Stored data

▶

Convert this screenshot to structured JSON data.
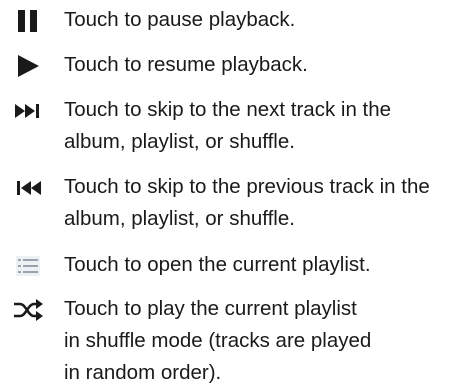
{
  "items": [
    {
      "icon": "pause-icon",
      "lines": [
        "Touch to pause playback."
      ]
    },
    {
      "icon": "play-icon",
      "lines": [
        "Touch to resume playback."
      ]
    },
    {
      "icon": "skip-next-icon",
      "lines": [
        "Touch to skip to the next track in the",
        "album, playlist, or shuffle."
      ]
    },
    {
      "icon": "skip-previous-icon",
      "lines": [
        "Touch to skip to the previous track in the",
        "album, playlist, or shuffle."
      ]
    },
    {
      "icon": "playlist-icon",
      "lines": [
        "Touch to open the current playlist."
      ]
    },
    {
      "icon": "shuffle-icon",
      "lines": [
        "Touch to play the current playlist",
        "in shuffle mode (tracks are played",
        "in random order)."
      ]
    }
  ],
  "colors": {
    "icon_dark": "#1a1a1a",
    "playlist_icon": "#9aa3ad",
    "text": "#1a1a1a"
  }
}
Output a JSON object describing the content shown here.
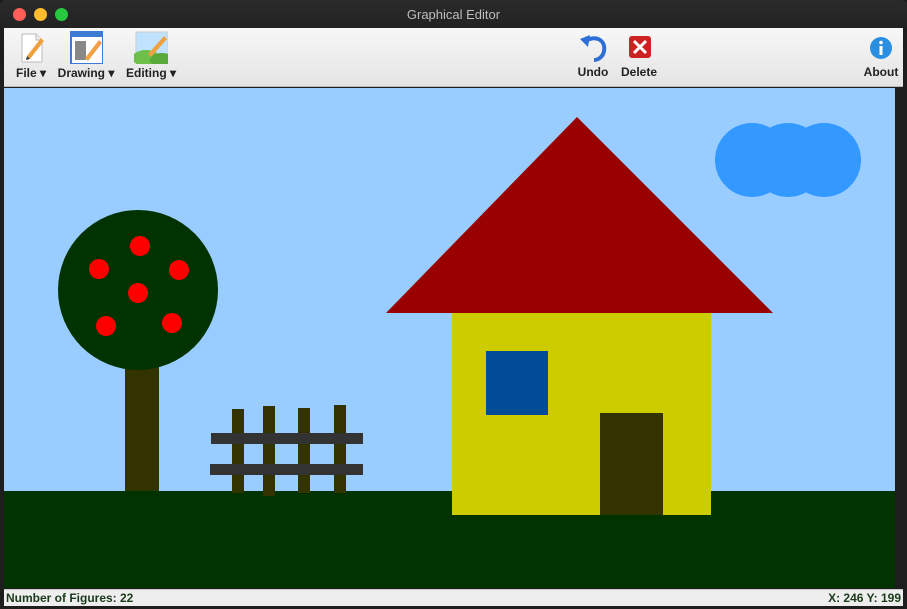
{
  "window": {
    "title": "Graphical Editor"
  },
  "toolbar": {
    "file_label": "File ▾",
    "drawing_label": "Drawing ▾",
    "editing_label": "Editing ▾",
    "undo_label": "Undo",
    "delete_label": "Delete",
    "about_label": "About",
    "icons": {
      "file": "document-pencil-icon",
      "drawing": "drawing-board-icon",
      "editing": "landscape-pencil-icon",
      "undo": "undo-arrow-icon",
      "delete": "delete-x-icon",
      "about": "info-icon"
    }
  },
  "status": {
    "figures_text": "Number of Figures: 22",
    "coords_text": "X: 246  Y: 199"
  },
  "colors": {
    "sky": "#99ccff",
    "grass": "#003300",
    "roof": "#990000",
    "wall": "#cccc00",
    "window": "#004c99",
    "door": "#333300",
    "trunk": "#333300",
    "foliage": "#003300",
    "apple": "#ff0000",
    "cloud": "#3399ff",
    "fence": "#333333"
  }
}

◀

Goal
Show every line above in which the word "current" occurs.

Answer to the problem
        "Touch to open the current playlist."
        "Touch to play the current playlist",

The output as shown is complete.